+++ RECORDS FOR THIS TASK +++

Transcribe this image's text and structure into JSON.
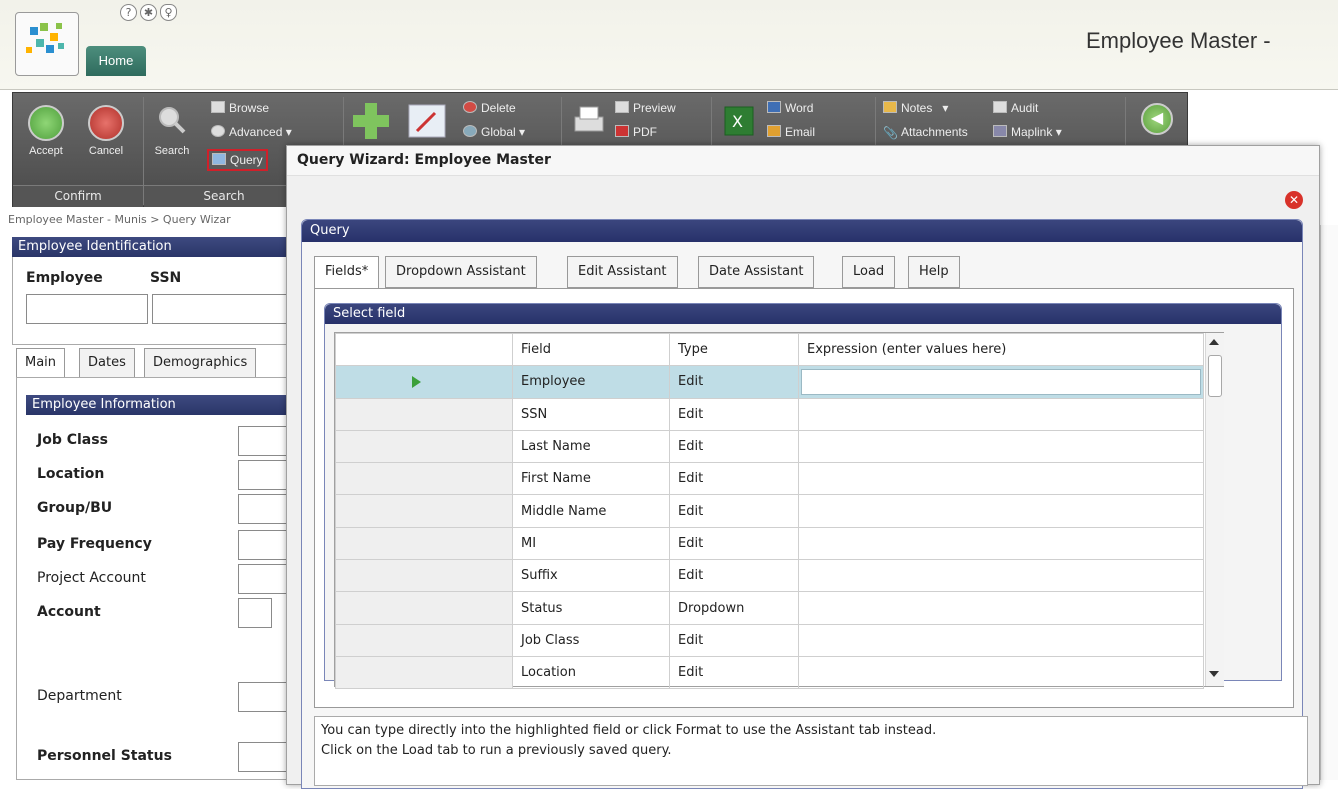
{
  "header": {
    "home_tab": "Home",
    "app_title": "Employee Master -",
    "help_icons": [
      "help-icon",
      "settings-gear-icon",
      "lightbulb-icon"
    ]
  },
  "ribbon": {
    "accept": "Accept",
    "cancel": "Cancel",
    "search": "Search",
    "browse": "Browse",
    "advanced": "Advanced",
    "query": "Query",
    "delete": "Delete",
    "global": "Global",
    "preview": "Preview",
    "pdf": "PDF",
    "word": "Word",
    "email": "Email",
    "notes": "Notes",
    "audit": "Audit",
    "attachments": "Attachments",
    "maplink": "Maplink",
    "group_confirm": "Confirm",
    "group_search": "Search"
  },
  "breadcrumb": "Employee Master - Munis > Query Wizar",
  "left": {
    "ident_header": "Employee Identification",
    "employee_label": "Employee",
    "ssn_label": "SSN",
    "tabs": [
      "Main",
      "Dates",
      "Demographics"
    ],
    "info_header": "Employee Information",
    "fields": [
      "Job Class",
      "Location",
      "Group/BU",
      "Pay Frequency",
      "Project Account",
      "Account",
      "Department",
      "Personnel Status"
    ]
  },
  "dialog": {
    "title": "Query Wizard: Employee Master",
    "query_header": "Query",
    "tabs": [
      "Fields*",
      "Dropdown Assistant",
      "Edit Assistant",
      "Date Assistant",
      "Load",
      "Help"
    ],
    "select_header": "Select field",
    "columns": [
      "Field",
      "Type",
      "Expression (enter values here)"
    ],
    "rows": [
      {
        "field": "Employee",
        "type": "Edit"
      },
      {
        "field": "SSN",
        "type": "Edit"
      },
      {
        "field": "Last Name",
        "type": "Edit"
      },
      {
        "field": "First Name",
        "type": "Edit"
      },
      {
        "field": "Middle Name",
        "type": "Edit"
      },
      {
        "field": "MI",
        "type": "Edit"
      },
      {
        "field": "Suffix",
        "type": "Edit"
      },
      {
        "field": "Status",
        "type": "Dropdown"
      },
      {
        "field": "Job Class",
        "type": "Edit"
      },
      {
        "field": "Location",
        "type": "Edit"
      }
    ],
    "info_line1": "You can type directly into the highlighted field or click Format to use the Assistant tab instead.",
    "info_line2": "Click on the Load tab to run a previously saved query."
  },
  "colors": {
    "section_header": "#2f3a70",
    "selected_row": "#bfdde6",
    "highlight_box": "#d0202a",
    "accept_green": "#6fbf5a",
    "cancel_red": "#c8453f"
  }
}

+++

◆ DIRECTIONS FOR THIS TASK
Write the full listing out again with every line unchanged, but include no pictures.

◆ WRITTEN ANSWER
Transcribe this image's text and structure into JSON.
{
  "header": {
    "home_tab": "Home",
    "app_title": "Employee Master -",
    "help_icons": [
      "help-icon",
      "settings-gear-icon",
      "lightbulb-icon"
    ]
  },
  "ribbon": {
    "accept": "Accept",
    "cancel": "Cancel",
    "search": "Search",
    "browse": "Browse",
    "advanced": "Advanced",
    "query": "Query",
    "delete": "Delete",
    "global": "Global",
    "preview": "Preview",
    "pdf": "PDF",
    "word": "Word",
    "email": "Email",
    "notes": "Notes",
    "audit": "Audit",
    "attachments": "Attachments",
    "maplink": "Maplink",
    "group_confirm": "Confirm",
    "group_search": "Search"
  },
  "breadcrumb": "Employee Master - Munis > Query Wizar",
  "left": {
    "ident_header": "Employee Identification",
    "employee_label": "Employee",
    "ssn_label": "SSN",
    "tabs": [
      "Main",
      "Dates",
      "Demographics"
    ],
    "info_header": "Employee Information",
    "fields": [
      "Job Class",
      "Location",
      "Group/BU",
      "Pay Frequency",
      "Project Account",
      "Account",
      "Department",
      "Personnel Status"
    ]
  },
  "dialog": {
    "title": "Query Wizard: Employee Master",
    "query_header": "Query",
    "tabs": [
      "Fields*",
      "Dropdown Assistant",
      "Edit Assistant",
      "Date Assistant",
      "Load",
      "Help"
    ],
    "select_header": "Select field",
    "columns": [
      "Field",
      "Type",
      "Expression (enter values here)"
    ],
    "rows": [
      {
        "field": "Employee",
        "type": "Edit"
      },
      {
        "field": "SSN",
        "type": "Edit"
      },
      {
        "field": "Last Name",
        "type": "Edit"
      },
      {
        "field": "First Name",
        "type": "Edit"
      },
      {
        "field": "Middle Name",
        "type": "Edit"
      },
      {
        "field": "MI",
        "type": "Edit"
      },
      {
        "field": "Suffix",
        "type": "Edit"
      },
      {
        "field": "Status",
        "type": "Dropdown"
      },
      {
        "field": "Job Class",
        "type": "Edit"
      },
      {
        "field": "Location",
        "type": "Edit"
      }
    ],
    "info_line1": "You can type directly into the highlighted field or click Format to use the Assistant tab instead.",
    "info_line2": "Click on the Load tab to run a previously saved query."
  },
  "colors": {
    "section_header": "#2f3a70",
    "selected_row": "#bfdde6",
    "highlight_box": "#d0202a",
    "accept_green": "#6fbf5a",
    "cancel_red": "#c8453f"
  }
}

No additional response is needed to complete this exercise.